··· EXTRAIT DE PAGE ···

La troisième partie nous montre le point de vue de Sadie à Toronto puis à New-York, en 1962, entre des grands-parents trop stricts et peu aimants, et une mère adorée (toujours la mystérieuse Kristina) mais absente car trop jeune et peu argentée (et toujours en tournée). Dans son prénom, il y a «sad» (triste en anglais) et Sadie est une petite fille très triste - qui arrachera des larmes au lecteur le plus sensible - qui se rend coupable de l'absence de sa mère. Thématique qui revient aussi souvent dans les livres de Nancy Huston, elle qui a vu sa mère quitter le foyer quand elle avait 6 ans. Sadie retrouvera le sourire à New-York quand elle découvrira avec son nouveau papa les bagels de chez Katz ! Mais le passé ressurgit et c'est donc dans la dernière partie consacrée à Erra, Kristina, AGM, la mère de Sadie, en 1944-1945 en Allemagne, que l'on connaîtra la vérité sur cette famille. On comprendra alors l'intérêt de Sadie pour les origines de sa mère, et l'importance de cette cassure originelle. Cassure qui prend ici le visage de la politique nazie du Lebensborn.
L'évolution de la trame de l'histoire, qui se tisse comme une toile d'araignée, aborde le poids du passé et son influence sur le présent. Le regard des enfants l'année de leurs 6 ans, à des moments charnières (Guerre du Liban, conflit israëlo-palestinien, Seconde Guerre Mondiale, l'Amérique de Bush), sert magnifiquement le propos.
Le livre aborde également le thème des origines : d'où l'on vient, où est-ce que l'on va ?
C'est un peu la trame de cette histoire, qui nous promène des États-Unis au Canada, en passant par l'Allemagne, l'Ukraine et Israël. C'est aussi une autre des thématiques «fétiches» chez Nancy Huston, canadienne anglophone qui vit aujourd'hui en France.

··· LIGNES ENREGISTRÉES ···

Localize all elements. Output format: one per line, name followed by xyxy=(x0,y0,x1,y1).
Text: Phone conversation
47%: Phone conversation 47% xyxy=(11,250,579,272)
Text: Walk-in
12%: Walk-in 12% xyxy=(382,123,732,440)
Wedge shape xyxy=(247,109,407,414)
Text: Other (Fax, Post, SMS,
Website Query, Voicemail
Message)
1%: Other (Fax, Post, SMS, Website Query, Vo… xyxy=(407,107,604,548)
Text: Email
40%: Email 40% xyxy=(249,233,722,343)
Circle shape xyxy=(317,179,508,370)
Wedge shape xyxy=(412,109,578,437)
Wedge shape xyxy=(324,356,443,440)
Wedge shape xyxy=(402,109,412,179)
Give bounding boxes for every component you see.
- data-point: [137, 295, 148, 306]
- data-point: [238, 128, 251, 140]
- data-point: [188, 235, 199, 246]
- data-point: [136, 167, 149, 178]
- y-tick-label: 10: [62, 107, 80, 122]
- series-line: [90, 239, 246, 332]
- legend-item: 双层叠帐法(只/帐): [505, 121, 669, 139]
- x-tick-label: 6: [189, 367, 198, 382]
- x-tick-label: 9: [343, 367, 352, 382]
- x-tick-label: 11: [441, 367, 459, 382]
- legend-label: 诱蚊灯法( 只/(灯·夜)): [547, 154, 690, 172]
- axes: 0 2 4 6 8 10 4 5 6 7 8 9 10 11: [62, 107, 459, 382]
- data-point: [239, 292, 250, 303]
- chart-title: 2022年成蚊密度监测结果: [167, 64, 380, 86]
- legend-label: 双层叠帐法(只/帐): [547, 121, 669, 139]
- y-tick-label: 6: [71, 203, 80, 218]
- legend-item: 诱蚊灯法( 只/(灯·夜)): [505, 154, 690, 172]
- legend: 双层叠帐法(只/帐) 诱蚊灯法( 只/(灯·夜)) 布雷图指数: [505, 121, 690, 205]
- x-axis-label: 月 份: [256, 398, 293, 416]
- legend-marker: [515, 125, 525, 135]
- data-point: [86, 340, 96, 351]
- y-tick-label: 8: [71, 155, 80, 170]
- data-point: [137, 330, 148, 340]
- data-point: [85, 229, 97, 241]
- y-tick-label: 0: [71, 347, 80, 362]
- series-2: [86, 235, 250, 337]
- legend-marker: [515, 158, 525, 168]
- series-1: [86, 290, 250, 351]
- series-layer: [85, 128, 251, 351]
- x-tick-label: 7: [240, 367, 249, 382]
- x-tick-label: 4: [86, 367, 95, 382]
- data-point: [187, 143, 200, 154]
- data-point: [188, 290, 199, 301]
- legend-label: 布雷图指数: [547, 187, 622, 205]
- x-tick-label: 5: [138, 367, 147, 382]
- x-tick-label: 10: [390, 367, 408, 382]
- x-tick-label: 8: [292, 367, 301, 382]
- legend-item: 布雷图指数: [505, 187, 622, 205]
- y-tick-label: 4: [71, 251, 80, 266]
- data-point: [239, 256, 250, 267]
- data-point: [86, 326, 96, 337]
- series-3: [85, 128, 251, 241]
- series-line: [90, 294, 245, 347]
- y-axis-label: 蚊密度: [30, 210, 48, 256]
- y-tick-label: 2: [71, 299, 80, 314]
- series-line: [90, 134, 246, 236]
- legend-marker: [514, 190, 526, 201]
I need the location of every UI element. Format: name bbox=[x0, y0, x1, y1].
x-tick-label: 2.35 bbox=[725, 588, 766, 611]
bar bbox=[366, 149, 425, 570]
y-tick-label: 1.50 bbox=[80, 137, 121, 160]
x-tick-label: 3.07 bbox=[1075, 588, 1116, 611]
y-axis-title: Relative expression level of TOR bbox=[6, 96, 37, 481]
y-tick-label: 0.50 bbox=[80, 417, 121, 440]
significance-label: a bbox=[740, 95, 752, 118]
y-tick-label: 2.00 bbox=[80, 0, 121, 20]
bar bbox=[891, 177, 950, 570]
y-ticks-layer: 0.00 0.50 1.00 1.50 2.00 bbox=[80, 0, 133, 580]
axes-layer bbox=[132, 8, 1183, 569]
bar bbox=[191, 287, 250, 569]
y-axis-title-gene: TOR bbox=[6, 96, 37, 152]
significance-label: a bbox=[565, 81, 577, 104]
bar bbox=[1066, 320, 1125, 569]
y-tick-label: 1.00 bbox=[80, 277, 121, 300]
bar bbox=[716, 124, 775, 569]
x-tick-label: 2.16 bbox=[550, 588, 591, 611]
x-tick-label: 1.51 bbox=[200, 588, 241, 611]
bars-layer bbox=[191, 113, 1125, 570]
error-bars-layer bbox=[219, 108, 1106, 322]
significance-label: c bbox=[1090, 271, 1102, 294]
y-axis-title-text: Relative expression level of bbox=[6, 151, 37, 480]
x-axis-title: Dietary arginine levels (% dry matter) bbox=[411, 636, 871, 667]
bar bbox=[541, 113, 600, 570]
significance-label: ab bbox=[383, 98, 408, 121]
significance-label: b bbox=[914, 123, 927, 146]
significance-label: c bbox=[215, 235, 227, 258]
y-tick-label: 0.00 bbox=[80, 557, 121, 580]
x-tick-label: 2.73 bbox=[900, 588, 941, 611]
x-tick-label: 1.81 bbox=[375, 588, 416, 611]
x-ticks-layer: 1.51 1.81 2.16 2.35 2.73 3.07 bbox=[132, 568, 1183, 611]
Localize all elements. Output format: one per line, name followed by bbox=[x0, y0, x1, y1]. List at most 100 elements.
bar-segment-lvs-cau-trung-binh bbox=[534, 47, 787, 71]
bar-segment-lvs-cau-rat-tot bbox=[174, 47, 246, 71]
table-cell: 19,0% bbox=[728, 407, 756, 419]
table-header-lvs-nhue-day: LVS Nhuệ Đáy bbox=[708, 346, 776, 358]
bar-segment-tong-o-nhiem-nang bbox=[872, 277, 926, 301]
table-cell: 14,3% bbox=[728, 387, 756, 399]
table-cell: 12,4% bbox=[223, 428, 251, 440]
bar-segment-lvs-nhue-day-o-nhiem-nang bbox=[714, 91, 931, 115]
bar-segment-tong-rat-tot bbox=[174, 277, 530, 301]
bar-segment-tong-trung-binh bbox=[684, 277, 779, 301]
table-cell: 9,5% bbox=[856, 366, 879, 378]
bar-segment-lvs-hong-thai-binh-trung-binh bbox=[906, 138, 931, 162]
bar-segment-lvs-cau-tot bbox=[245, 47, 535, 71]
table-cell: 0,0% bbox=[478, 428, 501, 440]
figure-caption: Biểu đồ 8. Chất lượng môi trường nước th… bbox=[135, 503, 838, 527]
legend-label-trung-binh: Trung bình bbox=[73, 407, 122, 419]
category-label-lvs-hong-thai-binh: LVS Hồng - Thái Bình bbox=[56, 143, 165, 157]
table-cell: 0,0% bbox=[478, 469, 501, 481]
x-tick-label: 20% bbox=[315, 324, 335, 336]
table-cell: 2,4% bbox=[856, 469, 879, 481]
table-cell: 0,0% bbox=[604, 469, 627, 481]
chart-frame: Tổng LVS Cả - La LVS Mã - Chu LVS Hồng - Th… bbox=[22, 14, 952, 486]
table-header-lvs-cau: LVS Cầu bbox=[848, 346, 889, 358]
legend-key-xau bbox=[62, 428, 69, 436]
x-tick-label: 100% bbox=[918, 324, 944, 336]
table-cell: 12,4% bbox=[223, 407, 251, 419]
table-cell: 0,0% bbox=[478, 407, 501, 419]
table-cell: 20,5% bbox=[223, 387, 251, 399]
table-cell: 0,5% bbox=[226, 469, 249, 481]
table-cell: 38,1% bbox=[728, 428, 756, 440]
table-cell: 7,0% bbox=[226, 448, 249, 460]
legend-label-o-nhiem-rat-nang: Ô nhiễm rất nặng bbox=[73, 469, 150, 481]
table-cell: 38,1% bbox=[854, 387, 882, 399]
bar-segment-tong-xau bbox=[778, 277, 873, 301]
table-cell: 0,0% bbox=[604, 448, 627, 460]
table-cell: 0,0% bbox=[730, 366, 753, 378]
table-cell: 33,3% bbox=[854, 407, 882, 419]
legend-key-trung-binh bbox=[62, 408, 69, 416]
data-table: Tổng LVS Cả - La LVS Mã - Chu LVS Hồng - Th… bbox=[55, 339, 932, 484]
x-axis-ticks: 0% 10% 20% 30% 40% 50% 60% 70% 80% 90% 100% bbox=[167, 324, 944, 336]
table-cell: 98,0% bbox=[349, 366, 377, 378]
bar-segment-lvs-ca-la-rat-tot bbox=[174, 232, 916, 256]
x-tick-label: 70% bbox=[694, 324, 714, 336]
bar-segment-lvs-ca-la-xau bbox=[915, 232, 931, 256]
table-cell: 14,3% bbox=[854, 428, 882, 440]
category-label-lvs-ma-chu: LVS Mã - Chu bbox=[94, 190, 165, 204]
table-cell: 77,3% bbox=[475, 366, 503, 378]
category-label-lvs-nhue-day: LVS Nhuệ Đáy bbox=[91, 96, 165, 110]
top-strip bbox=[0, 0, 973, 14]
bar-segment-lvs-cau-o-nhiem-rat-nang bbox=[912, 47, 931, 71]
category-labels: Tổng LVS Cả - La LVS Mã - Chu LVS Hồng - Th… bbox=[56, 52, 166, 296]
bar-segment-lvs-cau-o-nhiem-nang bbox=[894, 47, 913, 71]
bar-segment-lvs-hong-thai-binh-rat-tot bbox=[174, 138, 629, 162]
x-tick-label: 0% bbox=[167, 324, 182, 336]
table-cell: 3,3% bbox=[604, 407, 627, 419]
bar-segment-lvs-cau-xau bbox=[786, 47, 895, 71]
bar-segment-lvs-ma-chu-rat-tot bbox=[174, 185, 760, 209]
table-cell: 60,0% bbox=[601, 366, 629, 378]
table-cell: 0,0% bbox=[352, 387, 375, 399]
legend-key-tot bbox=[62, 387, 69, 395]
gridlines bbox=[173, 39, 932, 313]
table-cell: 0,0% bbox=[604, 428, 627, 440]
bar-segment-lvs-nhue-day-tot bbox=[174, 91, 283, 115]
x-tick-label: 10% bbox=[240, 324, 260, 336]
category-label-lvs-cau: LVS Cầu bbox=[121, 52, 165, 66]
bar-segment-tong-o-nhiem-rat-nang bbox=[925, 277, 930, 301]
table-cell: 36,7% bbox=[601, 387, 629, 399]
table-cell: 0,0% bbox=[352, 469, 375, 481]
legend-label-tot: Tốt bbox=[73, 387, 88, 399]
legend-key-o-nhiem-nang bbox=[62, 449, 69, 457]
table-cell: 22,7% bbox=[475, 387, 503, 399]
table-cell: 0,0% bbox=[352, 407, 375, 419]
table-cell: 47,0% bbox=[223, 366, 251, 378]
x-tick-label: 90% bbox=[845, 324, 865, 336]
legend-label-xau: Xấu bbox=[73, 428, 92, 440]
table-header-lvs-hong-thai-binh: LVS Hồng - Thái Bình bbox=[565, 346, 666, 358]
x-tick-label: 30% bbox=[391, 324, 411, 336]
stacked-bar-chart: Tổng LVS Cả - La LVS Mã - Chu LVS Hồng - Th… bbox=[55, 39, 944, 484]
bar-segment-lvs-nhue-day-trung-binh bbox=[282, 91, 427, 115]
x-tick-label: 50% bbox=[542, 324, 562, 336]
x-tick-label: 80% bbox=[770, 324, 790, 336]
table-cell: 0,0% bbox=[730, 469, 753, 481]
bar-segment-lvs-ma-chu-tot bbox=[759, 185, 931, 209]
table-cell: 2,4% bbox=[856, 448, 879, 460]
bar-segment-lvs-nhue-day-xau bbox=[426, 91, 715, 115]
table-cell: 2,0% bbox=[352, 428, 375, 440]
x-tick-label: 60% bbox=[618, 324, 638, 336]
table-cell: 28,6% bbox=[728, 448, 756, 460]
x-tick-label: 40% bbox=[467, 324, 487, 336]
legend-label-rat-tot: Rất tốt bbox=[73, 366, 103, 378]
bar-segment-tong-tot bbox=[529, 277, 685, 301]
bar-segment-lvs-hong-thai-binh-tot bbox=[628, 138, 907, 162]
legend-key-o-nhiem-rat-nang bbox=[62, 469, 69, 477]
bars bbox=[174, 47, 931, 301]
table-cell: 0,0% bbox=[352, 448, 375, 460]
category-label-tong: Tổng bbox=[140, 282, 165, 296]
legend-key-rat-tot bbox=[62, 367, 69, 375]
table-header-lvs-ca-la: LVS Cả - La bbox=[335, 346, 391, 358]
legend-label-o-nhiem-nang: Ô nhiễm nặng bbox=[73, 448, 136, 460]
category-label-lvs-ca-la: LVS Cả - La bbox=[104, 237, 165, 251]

···

- [EXERCICES À RÉALISER]
1/ Extrayez du listing, sans aucune modification, les lignes allant de la toute première jusqu'à celle qui contient « - x-tick-label: 11: [441, 367, 459, 382] », ces deux lignes incluses.
2/ Rédigez la suite de la critique du roman de Nancy Huston, en reprenant après sa dernière phrase.
La critique et le listing sont deux documents indépendants l'un de l'autre.

- [RÉSULTATS OBTENUS]
1/
Localize all elements. Output format: one per line, name followed by xyxy=(x0,y0,x1,y1).
Text: Phone conversation
47%: Phone conversation 47% xyxy=(11,250,579,272)
Text: Walk-in
12%: Walk-in 12% xyxy=(382,123,732,440)
Wedge shape xyxy=(247,109,407,414)
Text: Other (Fax, Post, SMS,
Website Query, Voicemail
Message)
1%: Other (Fax, Post, SMS, Website Query, Vo… xyxy=(407,107,604,548)
Text: Email
40%: Email 40% xyxy=(249,233,722,343)
Circle shape xyxy=(317,179,508,370)
Wedge shape xyxy=(412,109,578,437)
Wedge shape xyxy=(324,356,443,440)
Wedge shape xyxy=(402,109,412,179)
Give bounding boxes for every component you see.
- data-point: [137, 295, 148, 306]
- data-point: [238, 128, 251, 140]
- data-point: [188, 235, 199, 246]
- data-point: [136, 167, 149, 178]
- y-tick-label: 10: [62, 107, 80, 122]
- series-line: [90, 239, 246, 332]
- legend-item: 双层叠帐法(只/帐): [505, 121, 669, 139]
- x-tick-label: 6: [189, 367, 198, 382]
- x-tick-label: 9: [343, 367, 352, 382]
- x-tick-label: 11: [441, 367, 459, 382]

2/
Nancy Huston frappe fort avec ce nouveau livre, ultra documenté et fort bien écrit comme toujours. Il est d'une intelligence, d'une sensibilité, et d'une humanité remarquables. Les points de vue sont très singuliers et certaines métaphores délicieuses.

Même si le résumé de l'histoire vous a paru un peu compliqué, n'hésitez pas à vous emparer de cette histoire pour en démêler toutes les subtilités.
Tout en écrivant ceci, je prends d'ailleurs conscience de certains aspects du livre que je n'avais pas saisi de prime abord. Cela mériterait presque une deuxième lecture !

Lignes de faille a reçu le prix Femina 2006.

Une anecdote sur Nancy Huston...
Nancy Huston est aussi une musicienne accomplie qui joue de la flûte, du piano et du clavecin. Elle aime Rameau, Couperin, Bach et Shubert. Lorsqu'elle écrit, elle écoute de la musique tout en portant des boules Quiès...

En écrivant ceci, j'écoute la radio de la République dominicaine, qui diffuse du bachata à longueur de journée...;-)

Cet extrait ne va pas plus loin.